Leave out the pictures; transcribe all else exactly.

◆ Recorded data:
######

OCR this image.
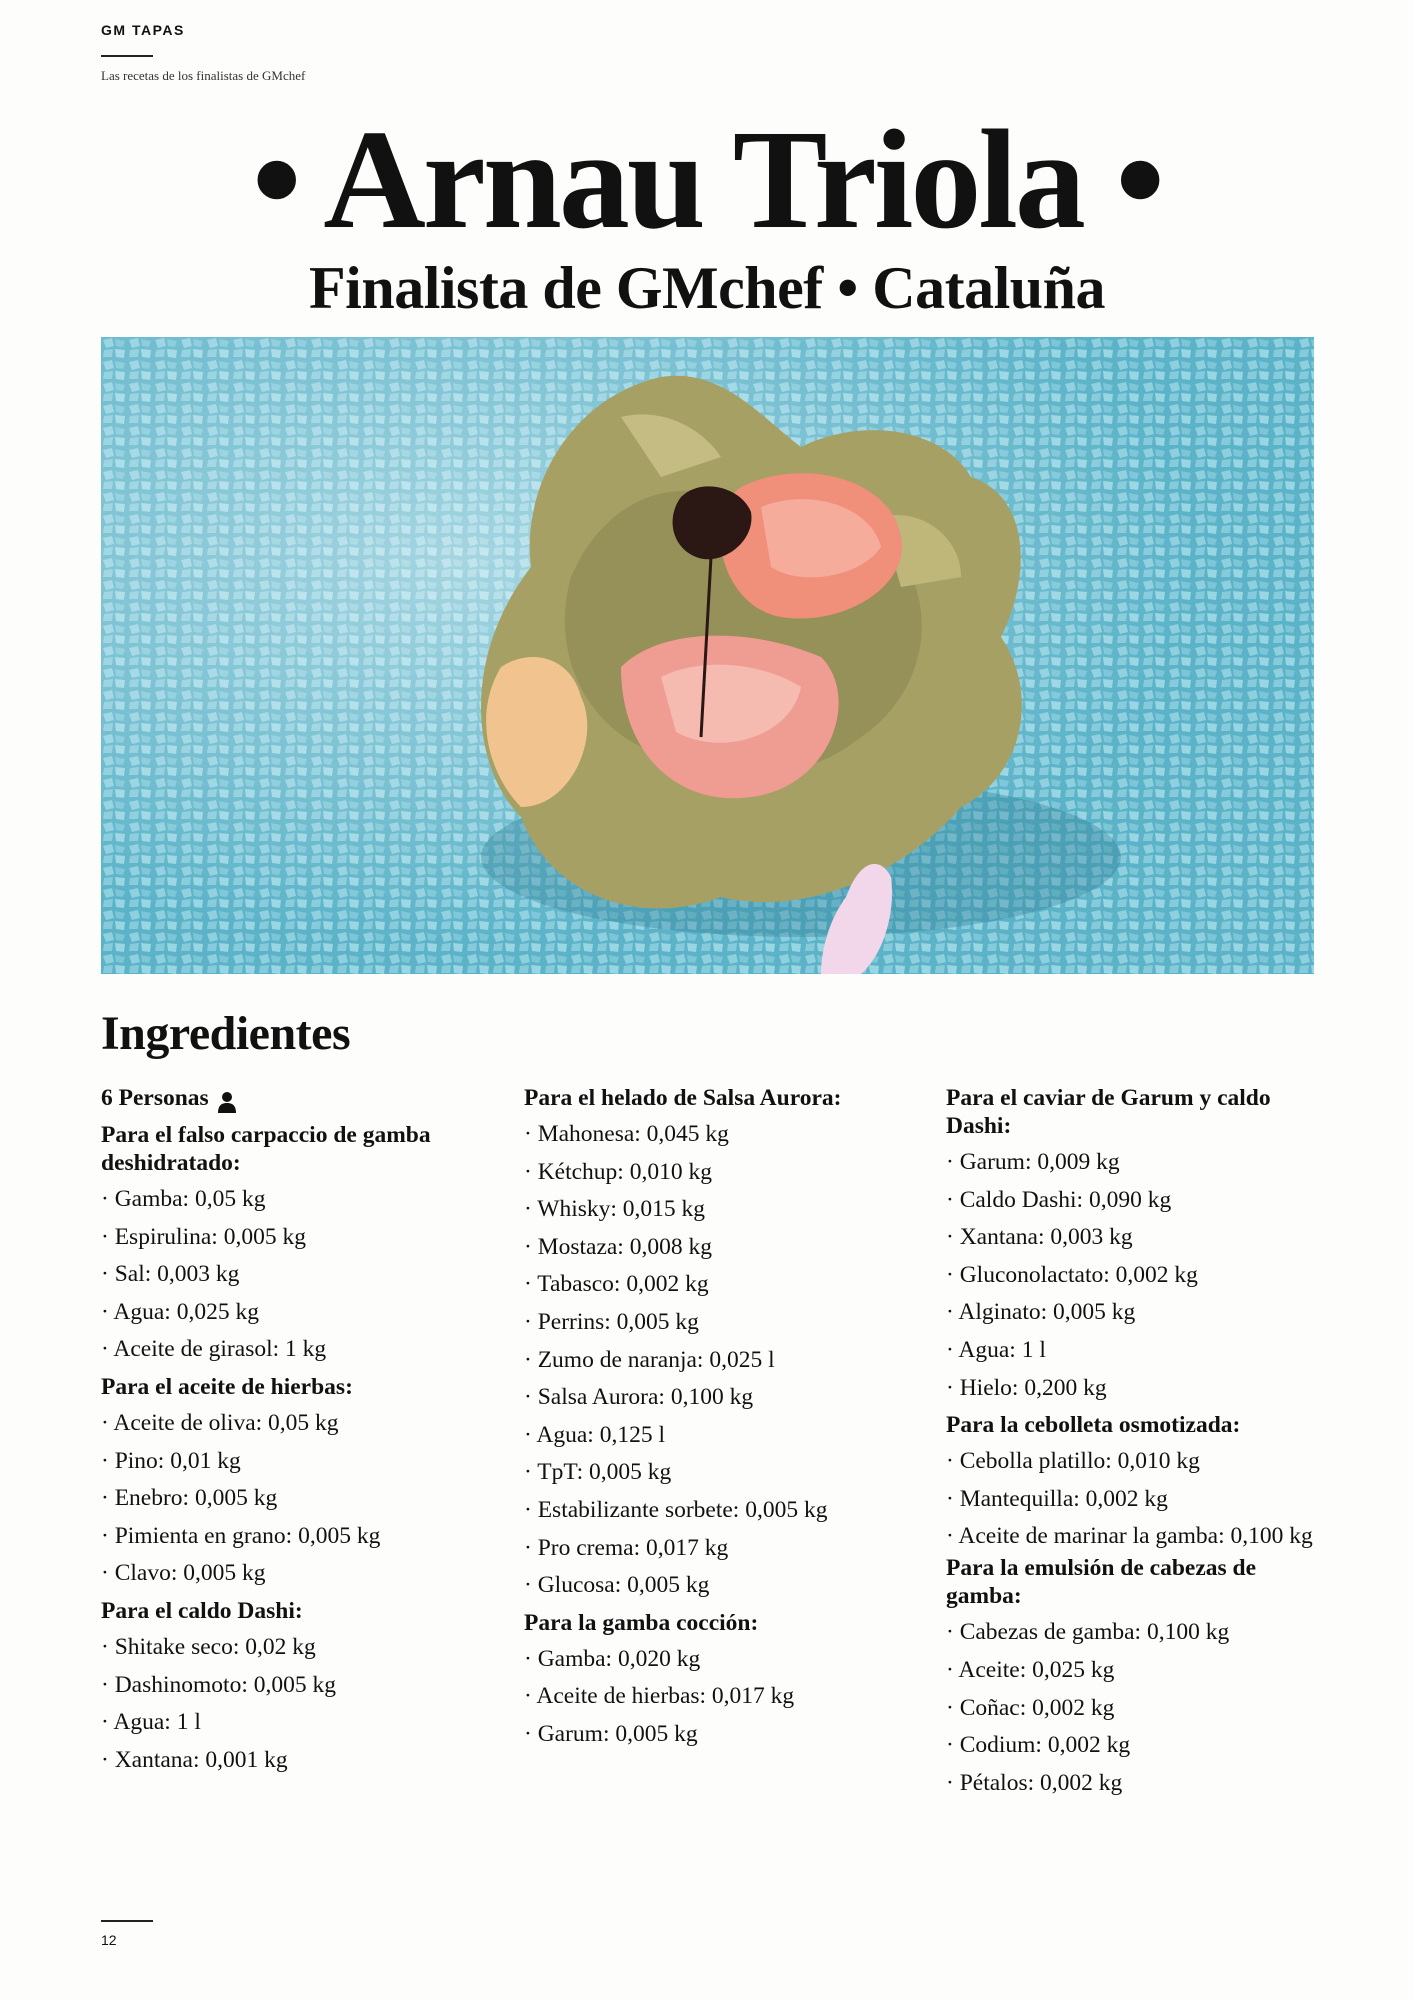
GM TAPAS
Las recetas de los finalistas de GMchef
• Arnau Triola •
Finalista de GMchef • Cataluña
Ingredientes
6 Personas
Para el falso carpaccio de gamba deshidratado:
· Gamba: 0,05 kg
· Espirulina: 0,005 kg
· Sal: 0,003 kg
· Agua: 0,025 kg
· Aceite de girasol: 1 kg
Para el aceite de hierbas:
· Aceite de oliva: 0,05 kg
· Pino: 0,01 kg
· Enebro: 0,005 kg
· Pimienta en grano: 0,005 kg
· Clavo: 0,005 kg
Para el caldo Dashi:
· Shitake seco: 0,02 kg
· Dashinomoto: 0,005 kg
· Agua: 1 l
· Xantana: 0,001 kg
Para el helado de Salsa Aurora:
· Mahonesa: 0,045 kg
· Kétchup: 0,010 kg
· Whisky: 0,015 kg
· Mostaza: 0,008 kg
· Tabasco: 0,002 kg
· Perrins: 0,005 kg
· Zumo de naranja: 0,025 l
· Salsa Aurora: 0,100 kg
· Agua: 0,125 l
· TpT: 0,005 kg
· Estabilizante sorbete: 0,005 kg
· Pro crema: 0,017 kg
· Glucosa: 0,005 kg
Para la gamba cocción:
· Gamba: 0,020 kg
· Aceite de hierbas: 0,017 kg
· Garum: 0,005 kg
Para el caviar de Garum y caldo Dashi:
· Garum: 0,009 kg
· Caldo Dashi: 0,090 kg
· Xantana: 0,003 kg
· Gluconolactato: 0,002 kg
· Alginato: 0,005 kg
· Agua: 1 l
· Hielo: 0,200 kg
Para la cebolleta osmotizada:
· Cebolla platillo: 0,010 kg
· Mantequilla: 0,002 kg
· Aceite de marinar la gamba: 0,100 kg
Para la emulsión de cabezas de gamba:
· Cabezas de gamba: 0,100 kg
· Aceite: 0,025 kg
· Coñac: 0,002 kg
· Codium: 0,002 kg
· Pétalos: 0,002 kg
12
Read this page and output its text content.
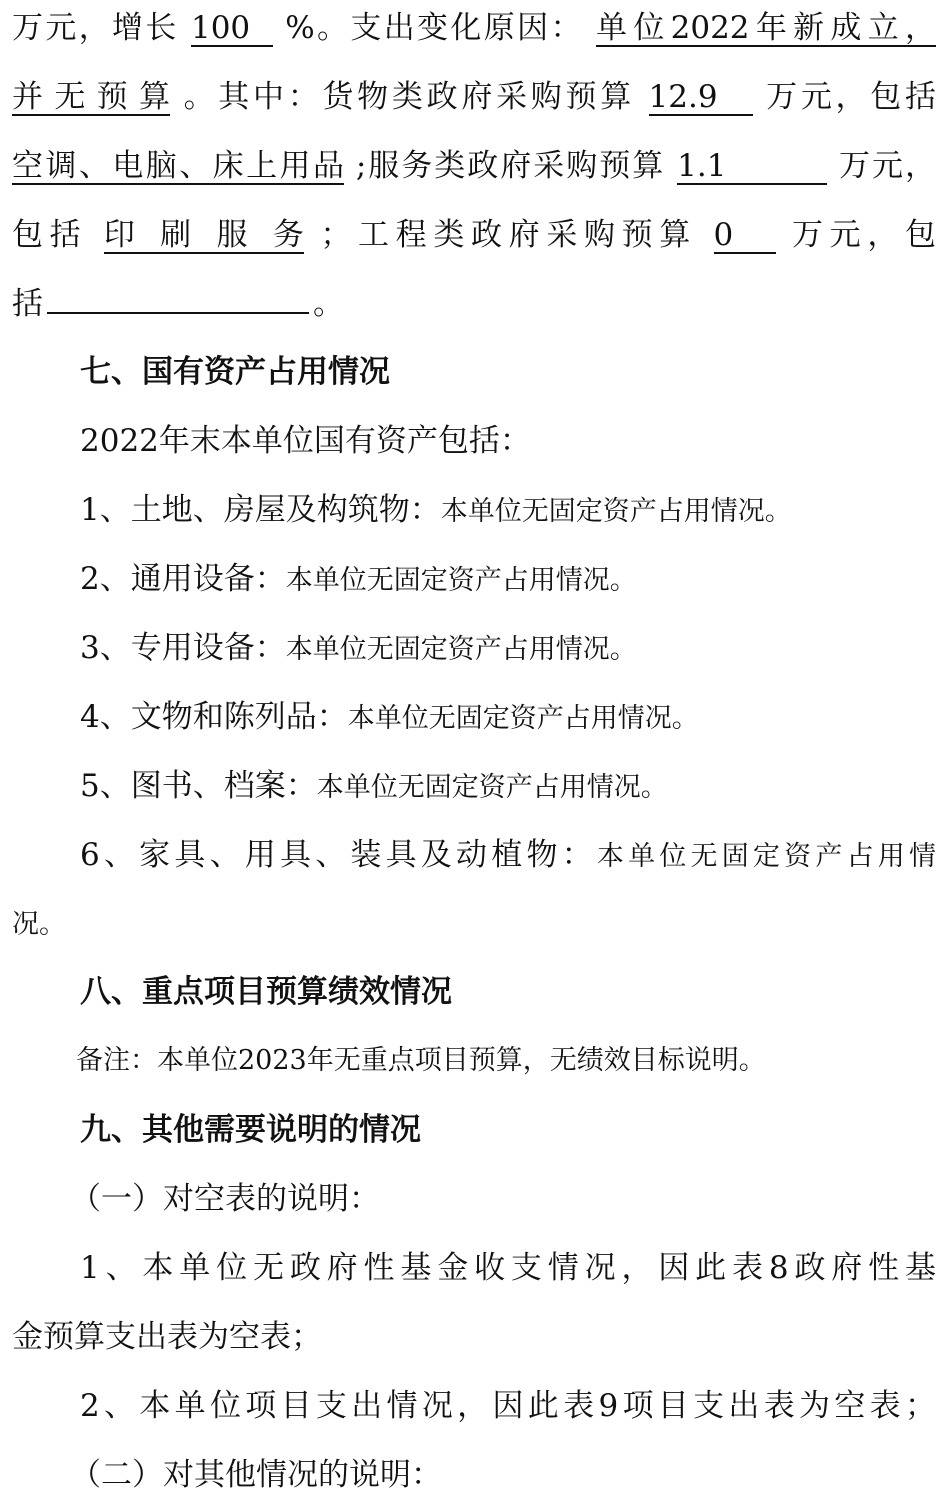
万元，增长 100 %。支出变化原因： 单位2022年新成立，
并无预算 。其中：货物类政府采购预算 12.9 万元，包括
空调、电脑、床上用品 ;服务类政府采购预算 1.1	万元，
包括 印刷服务 ；工程类政府采购预算 0 万元，包
括	。
七、国有资产占用情况
2022年末本单位国有资产包括：
1、土地、房屋及构筑物：本单位无固定资产占用情况。
2、通用设备：本单位无固定资产占用情况。
3、专用设备：本单位无固定资产占用情况。
4、文物和陈列品：本单位无固定资产占用情况。
5、图书、档案：本单位无固定资产占用情况。
6、家具、用具、装具及动植物：本单位无固定资产占用情
况。
八、重点项目预算绩效情况
备注：本单位2023年无重点项目预算，无绩效目标说明。
九、其他需要说明的情况
（一）对空表的说明：
1、本单位无政府性基金收支情况，因此表8政府性基
金预算支出表为空表；
2、本单位项目支出情况，因此表9项目支出表为空表；
（二）对其他情况的说明：
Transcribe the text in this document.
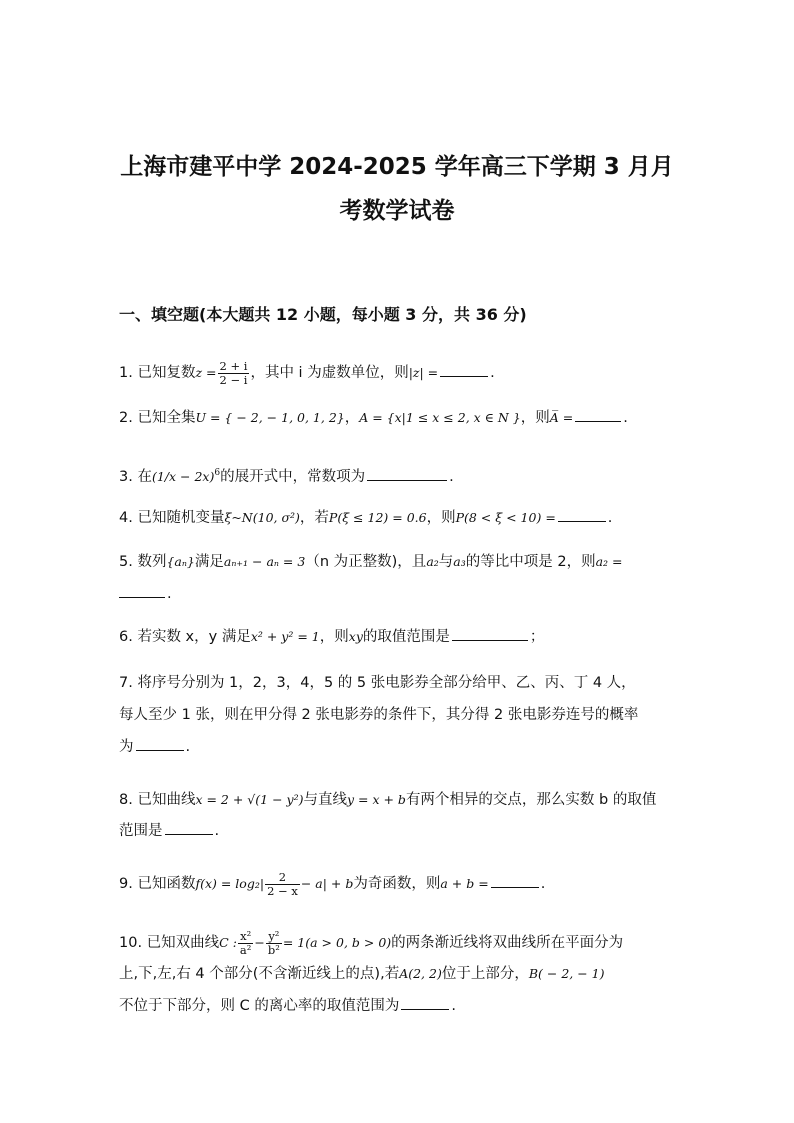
上海市建平中学 2024-2025 学年高三下学期 3 月月
考数学试卷
一、填空题(本大题共 12 小题，每小题 3 分，共 36 分)
1. 已知复数$z = \frac{2 + i}{2 - i}$ ，其中 i 为虚数单位，则|z| =	.
2. 已知全集U = { − 2, − 1, 0, 1, 2}，A = {x|1 ≤ x ≤ 2, x ∈ N }，则A̅ =	.
3. 在$(1/x - 2x)^6$的展开式中，常数项为	.
4. 已知随机变量ξ~N(10, σ²)，若P(ξ ≤ 12) = 0.6，则P(8 < ξ < 10) =	.
5. 数列{aₙ}满足aₙ₊₁ − aₙ = 3（n 为正整数)，且a₂与a₃的等比中项是 2，则a₂ =
.
6. 若实数 x，y 满足x² + y² = 1，则xy的取值范围是	；
7. 将序号分别为 1，2，3，4，5 的 5 张电影券全部分给甲、乙、丙、丁 4 人，
每人至少 1 张，则在甲分得 2 张电影券的条件下，其分得 2 张电影券连号的概率
为	.
8. 已知曲线x = 2 + √(1 − y²)与直线y = x + b有两个相异的交点，那么实数 b 的取值
范围是	.
9. 已知函数$f(x) = \log_2| \frac{2}{2 - x} - a| + b$为奇函数，则a + b =	.
10. 已知双曲线C : $\frac{\text{x²}}{\text{a²}} - \frac{\text{y²}}{\text{b²}} = 1(a > 0$, b > 0)的两条渐近线将双曲线所在平面分为
上,下,左,右 4 个部分(不含渐近线上的点),若A(2, 2)位于上部分，B( − 2, − 1)
不位于下部分，则 C 的离心率的取值范围为	.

######

◆ Task answer:
OCR this image.
GM TAPAS
Las recetas de los finalistas de GMchef
• Arnau Triola •
Finalista de GMchef • Cataluña
Ingredientes
6 Personas
Para el falso carpaccio de gamba deshidratado:
· Gamba: 0,05 kg
· Espirulina: 0,005 kg
· Sal: 0,003 kg
· Agua: 0,025 kg
· Aceite de girasol: 1 kg
Para el aceite de hierbas:
· Aceite de oliva: 0,05 kg
· Pino: 0,01 kg
· Enebro: 0,005 kg
· Pimienta en grano: 0,005 kg
· Clavo: 0,005 kg
Para el caldo Dashi:
· Shitake seco: 0,02 kg
· Dashinomoto: 0,005 kg
· Agua: 1 l
· Xantana: 0,001 kg
Para el helado de Salsa Aurora:
· Mahonesa: 0,045 kg
· Kétchup: 0,010 kg
· Whisky: 0,015 kg
· Mostaza: 0,008 kg
· Tabasco: 0,002 kg
· Perrins: 0,005 kg
· Zumo de naranja: 0,025 l
· Salsa Aurora: 0,100 kg
· Agua: 0,125 l
· TpT: 0,005 kg
· Estabilizante sorbete: 0,005 kg
· Pro crema: 0,017 kg
· Glucosa: 0,005 kg
Para la gamba cocción:
· Gamba: 0,020 kg
· Aceite de hierbas: 0,017 kg
· Garum: 0,005 kg
Para el caviar de Garum y caldo Dashi:
· Garum: 0,009 kg
· Caldo Dashi: 0,090 kg
· Xantana: 0,003 kg
· Gluconolactato: 0,002 kg
· Alginato: 0,005 kg
· Agua: 1 l
· Hielo: 0,200 kg
Para la cebolleta osmotizada:
· Cebolla platillo: 0,010 kg
· Mantequilla: 0,002 kg
· Aceite de marinar la gamba: 0,100 kg
Para la emulsión de cabezas de gamba:
· Cabezas de gamba: 0,100 kg
· Aceite: 0,025 kg
· Coñac: 0,002 kg
· Codium: 0,002 kg
· Pétalos: 0,002 kg
12
Read this page and output its text content.
万元，增长 100 %。支出变化原因： 单位2022年新成立，
并无预算 。其中：货物类政府采购预算 12.9 万元，包括
空调、电脑、床上用品 ;服务类政府采购预算 1.1	万元，
包括 印刷服务 ；工程类政府采购预算 0 万元，包
括	。
七、国有资产占用情况
2022年末本单位国有资产包括：
1、土地、房屋及构筑物：本单位无固定资产占用情况。
2、通用设备：本单位无固定资产占用情况。
3、专用设备：本单位无固定资产占用情况。
4、文物和陈列品：本单位无固定资产占用情况。
5、图书、档案：本单位无固定资产占用情况。
6、家具、用具、装具及动植物：本单位无固定资产占用情
况。
八、重点项目预算绩效情况
备注：本单位2023年无重点项目预算，无绩效目标说明。
九、其他需要说明的情况
（一）对空表的说明：
1、本单位无政府性基金收支情况，因此表8政府性基
金预算支出表为空表；
2、本单位项目支出情况，因此表9项目支出表为空表；
（二）对其他情况的说明：
Transcribe the text in this document.
上海市建平中学 2024-2025 学年高三下学期 3 月月
考数学试卷
一、填空题(本大题共 12 小题，每小题 3 分，共 36 分)
1. 已知复数$z = \frac{2 + i}{2 - i}$ ，其中 i 为虚数单位，则|z| =	.
2. 已知全集U = { − 2, − 1, 0, 1, 2}，A = {x|1 ≤ x ≤ 2, x ∈ N }，则A̅ =	.
3. 在$(1/x - 2x)^6$的展开式中，常数项为	.
4. 已知随机变量ξ~N(10, σ²)，若P(ξ ≤ 12) = 0.6，则P(8 < ξ < 10) =	.
5. 数列{aₙ}满足aₙ₊₁ − aₙ = 3（n 为正整数)，且a₂与a₃的等比中项是 2，则a₂ =
.
6. 若实数 x，y 满足x² + y² = 1，则xy的取值范围是	；
7. 将序号分别为 1，2，3，4，5 的 5 张电影券全部分给甲、乙、丙、丁 4 人，
每人至少 1 张，则在甲分得 2 张电影券的条件下，其分得 2 张电影券连号的概率
为	.
8. 已知曲线x = 2 + √(1 − y²)与直线y = x + b有两个相异的交点，那么实数 b 的取值
范围是	.
9. 已知函数$f(x) = \log_2| \frac{2}{2 - x} - a| + b$为奇函数，则a + b =	.
10. 已知双曲线C : $\frac{\text{x²}}{\text{a²}} - \frac{\text{y²}}{\text{b²}} = 1(a > 0$, b > 0)的两条渐近线将双曲线所在平面分为
上,下,左,右 4 个部分(不含渐近线上的点),若A(2, 2)位于上部分，B( − 2, − 1)
不位于下部分，则 C 的离心率的取值范围为	.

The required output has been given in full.